■ WORK TO BE COMPLETED ■
Repeat every line exactly, keeping the pictures out of the copy.

■ AVAILABLE RECORDS ■

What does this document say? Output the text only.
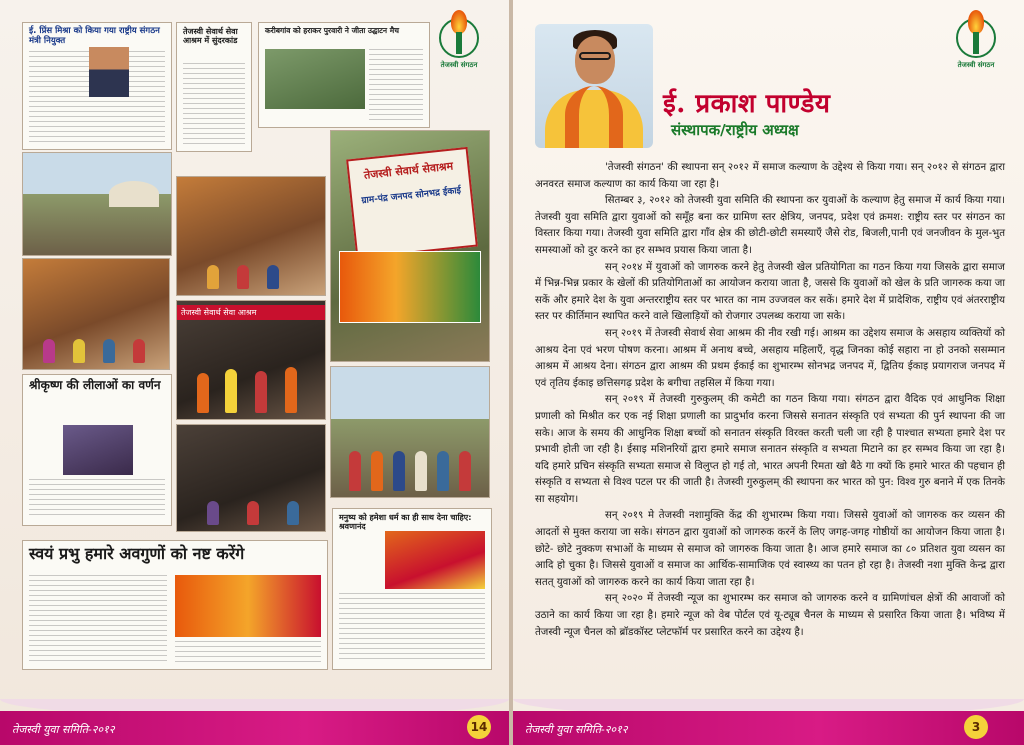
ई. प्रिंस मिश्रा को किया गया राष्ट्रीय संगठन मंत्री नियुक्त
तेजस्वी सेवार्थ सेवा आश्रम में सुंदरकांड
करीबगांव को हराकर पुरवारी ने जीता उद्घाटन मैच
तेजस्वी संगठन
तेजस्वी सेवार्थ सेवाश्रम
ग्राम-पंद्र जनपद सोनभद्र ईकाई
तेजस्वी सेवार्थ सेवा आश्रम
श्रीकृष्ण की लीलाओं का वर्णन
स्वयं प्रभु हमारे अवगुणों को नष्ट करेंगे
मनुष्य को हमेशा धर्म का ही साथ देना चाहिए: श्रवणानंद
तेजस्वी युवा समिति-२०१२	14
ई. प्रकाश पाण्डेय
संस्थापक/राष्ट्रीय अध्यक्ष
तेजस्वी संगठन

'तेजस्वी संगठन' की स्थापना सन् २०१२ में समाज कल्याण के उद्देश्य से किया गया। सन् २०१२ से संगठन द्वारा अनवरत समाज कल्याण का कार्य किया जा रहा है।

सितम्बर ३, २०१२ को तेजस्वी युवा समिति की स्थापना कर युवाओं के कल्याण हेतु समाज में कार्य किया गया। तेजस्वी युवा समिति द्वारा युवाओं को समूँह बना कर ग्रामिण स्तर क्षेत्रिय, जनपद, प्रदेश एवं क्रमश: राष्ट्रीय स्तर पर संगठन का विस्तार किया गया। तेजस्वी युवा समिति द्वारा गाँव क्षेत्र की छोटी-छोटी समस्याएँ जैसे रोड, बिजली,पानी एवं जनजीवन के मुल-भुत समस्याओं को दुर करने का हर सम्भव प्रयास किया जाता है।

सन् २०१४ में युवाओं को जागरुक करने हेतु तेजस्वी खेल प्रतियोगिता का गठन किया गया जिसके द्वारा समाज में भिन्न-भिन्न प्रकार के खेलों की प्रतियोगिताओं का आयोजन कराया जाता है, जससे कि युवाओं को खेल के प्रति जागरुक कया जा सकें और हमारे देश के युवा अन्तरराष्ट्रीय स्तर पर भारत का नाम उज्जवल कर सकें। हमारे देश में प्रादेशिक, राष्ट्रीय एवं अंतरराष्ट्रीय स्तर पर कीर्तिमान स्थापित करने वाले खिलाड़ियों को रोजगार उपलब्ध कराया जा सके।

सन् २०१९ में तेजस्वी सेवार्थ सेवा आश्रम की नीव रखी गई। आश्रम का उद्देशय समाज के असहाय व्यक्तियों को आश्रय देना एवं भरण पोषण करना। आश्रम में अनाथ बच्चे, असहाय महिलाएँ, वृद्ध जिनका कोई सहारा ना हो उनको ससम्मान आश्रम में आश्रय देना। संगठन द्वारा आश्रम की प्रथम ईकाई का शुभारम्भ सोनभद्र जनपद में, द्वितिय ईकाइ प्रयागराज जनपद में एवं तृतिय ईकाइ छत्तिसगढ़ प्रदेश के बगीचा तहसिल में किया गया।

सन् २०१९ में तेजस्वी गुरुकुलम् की कमेटी का गठन किया गया। संगठन द्वारा वैदिक एवं आधुनिक शिक्षा प्रणाली को मिश्रीत कर एक नई शिक्षा प्रणाली का प्रादुर्भाव करना जिससे सनातन संस्कृति एवं सभ्यता की पुर्न स्थापना की जा सके। आज के समय की आधुनिक शिक्षा बच्चों को सनातन संस्कृति विरक्त करती चली जा रही है पाश्चात सभ्यता हमारे देश पर प्रभावी होती जा रही है। ईसाइ मशिनरियों द्वारा हमारे समाज सनातन संस्कृति व सभ्यता मिटाने का हर सम्भव किया जा रहा है। यदि हमारे प्रचिन संस्कृति सभ्यता समाज से विलुप्त हो गई तो, भारत अपनी रिमता खो बैठे गा क्यों कि हमारे भारत की पहचान ही संस्कृति व सभ्यता से विश्व पटल पर की जाती है। तेजस्वी गुरुकुलम् की स्थापना कर भारत को पुन: विश्व गुरु बनाने में एक तिनके सा सहयोग।

सन् २०१९ मे तेजस्वी नशामुक्ति केंद्र की शुभारम्भ किया गया। जिससे युवाओं को जागरुक कर व्यसन की आदतों से मुक्त कराया जा सके। संगठन द्वारा युवाओं को जागरुक करनें के लिए जगह-जगह गोष्ठीयों का आयोजन किया जाता है। छोटे- छोटे नुक्कण सभाओं के माध्यम से समाज को जागरुक किया जाता है। आज हमारे समाज का ८० प्रतिशत युवा व्यसन का आदि हो चुका है। जिससे युवाओं व समाज का आर्थिक-सामाजिक एवं स्वास्थ्य का पतन हो रहा है। तेजस्वी नशा मुक्ति केन्द्र द्वारा सतत् युवाओं को जागरुक करने का कार्य किया जाता रहा है।

सन् २०२० में तेजस्वी न्यूज का शुभारम्भ कर समाज को जागरुक करने व ग्रामिणांचल क्षेत्रों की आवाजों को उठाने का कार्य किया जा रहा है। हमारे न्यूज को वेब पोर्टल एवं यू-ट्यूब चैनल के माध्यम से प्रसारित किया जाता है। भविष्य में तेजस्वी न्यूज चैनल को ब्रॉडकॉस्ट प्लेटफॉर्म पर प्रसारित करने का उद्देश्य है।

तेजस्वी युवा समिति-२०१२	3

■ THE OUTPUT ■
What does this document say? Output the text only.
ई. प्रिंस मिश्रा को किया गया राष्ट्रीय संगठन मंत्री नियुक्त
तेजस्वी सेवार्थ सेवा आश्रम में सुंदरकांड
करीबगांव को हराकर पुरवारी ने जीता उद्घाटन मैच
तेजस्वी संगठन
तेजस्वी सेवार्थ सेवाश्रम
ग्राम-पंद्र जनपद सोनभद्र ईकाई
तेजस्वी सेवार्थ सेवा आश्रम
श्रीकृष्ण की लीलाओं का वर्णन
स्वयं प्रभु हमारे अवगुणों को नष्ट करेंगे
मनुष्य को हमेशा धर्म का ही साथ देना चाहिए: श्रवणानंद
तेजस्वी युवा समिति-२०१२	14
ई. प्रकाश पाण्डेय
संस्थापक/राष्ट्रीय अध्यक्ष
तेजस्वी संगठन

'तेजस्वी संगठन' की स्थापना सन् २०१२ में समाज कल्याण के उद्देश्य से किया गया। सन् २०१२ से संगठन द्वारा अनवरत समाज कल्याण का कार्य किया जा रहा है।

सितम्बर ३, २०१२ को तेजस्वी युवा समिति की स्थापना कर युवाओं के कल्याण हेतु समाज में कार्य किया गया। तेजस्वी युवा समिति द्वारा युवाओं को समूँह बना कर ग्रामिण स्तर क्षेत्रिय, जनपद, प्रदेश एवं क्रमश: राष्ट्रीय स्तर पर संगठन का विस्तार किया गया। तेजस्वी युवा समिति द्वारा गाँव क्षेत्र की छोटी-छोटी समस्याएँ जैसे रोड, बिजली,पानी एवं जनजीवन के मुल-भुत समस्याओं को दुर करने का हर सम्भव प्रयास किया जाता है।

सन् २०१४ में युवाओं को जागरुक करने हेतु तेजस्वी खेल प्रतियोगिता का गठन किया गया जिसके द्वारा समाज में भिन्न-भिन्न प्रकार के खेलों की प्रतियोगिताओं का आयोजन कराया जाता है, जससे कि युवाओं को खेल के प्रति जागरुक कया जा सकें और हमारे देश के युवा अन्तरराष्ट्रीय स्तर पर भारत का नाम उज्जवल कर सकें। हमारे देश में प्रादेशिक, राष्ट्रीय एवं अंतरराष्ट्रीय स्तर पर कीर्तिमान स्थापित करने वाले खिलाड़ियों को रोजगार उपलब्ध कराया जा सके।

सन् २०१९ में तेजस्वी सेवार्थ सेवा आश्रम की नीव रखी गई। आश्रम का उद्देशय समाज के असहाय व्यक्तियों को आश्रय देना एवं भरण पोषण करना। आश्रम में अनाथ बच्चे, असहाय महिलाएँ, वृद्ध जिनका कोई सहारा ना हो उनको ससम्मान आश्रम में आश्रय देना। संगठन द्वारा आश्रम की प्रथम ईकाई का शुभारम्भ सोनभद्र जनपद में, द्वितिय ईकाइ प्रयागराज जनपद में एवं तृतिय ईकाइ छत्तिसगढ़ प्रदेश के बगीचा तहसिल में किया गया।

सन् २०१९ में तेजस्वी गुरुकुलम् की कमेटी का गठन किया गया। संगठन द्वारा वैदिक एवं आधुनिक शिक्षा प्रणाली को मिश्रीत कर एक नई शिक्षा प्रणाली का प्रादुर्भाव करना जिससे सनातन संस्कृति एवं सभ्यता की पुर्न स्थापना की जा सके। आज के समय की आधुनिक शिक्षा बच्चों को सनातन संस्कृति विरक्त करती चली जा रही है पाश्चात सभ्यता हमारे देश पर प्रभावी होती जा रही है। ईसाइ मशिनरियों द्वारा हमारे समाज सनातन संस्कृति व सभ्यता मिटाने का हर सम्भव किया जा रहा है। यदि हमारे प्रचिन संस्कृति सभ्यता समाज से विलुप्त हो गई तो, भारत अपनी रिमता खो बैठे गा क्यों कि हमारे भारत की पहचान ही संस्कृति व सभ्यता से विश्व पटल पर की जाती है। तेजस्वी गुरुकुलम् की स्थापना कर भारत को पुन: विश्व गुरु बनाने में एक तिनके सा सहयोग।

सन् २०१९ मे तेजस्वी नशामुक्ति केंद्र की शुभारम्भ किया गया। जिससे युवाओं को जागरुक कर व्यसन की आदतों से मुक्त कराया जा सके। संगठन द्वारा युवाओं को जागरुक करनें के लिए जगह-जगह गोष्ठीयों का आयोजन किया जाता है। छोटे- छोटे नुक्कण सभाओं के माध्यम से समाज को जागरुक किया जाता है। आज हमारे समाज का ८० प्रतिशत युवा व्यसन का आदि हो चुका है। जिससे युवाओं व समाज का आर्थिक-सामाजिक एवं स्वास्थ्य का पतन हो रहा है। तेजस्वी नशा मुक्ति केन्द्र द्वारा सतत् युवाओं को जागरुक करने का कार्य किया जाता रहा है।

सन् २०२० में तेजस्वी न्यूज का शुभारम्भ कर समाज को जागरुक करने व ग्रामिणांचल क्षेत्रों की आवाजों को उठाने का कार्य किया जा रहा है। हमारे न्यूज को वेब पोर्टल एवं यू-ट्यूब चैनल के माध्यम से प्रसारित किया जाता है। भविष्य में तेजस्वी न्यूज चैनल को ब्रॉडकॉस्ट प्लेटफॉर्म पर प्रसारित करने का उद्देश्य है।

तेजस्वी युवा समिति-२०१२	3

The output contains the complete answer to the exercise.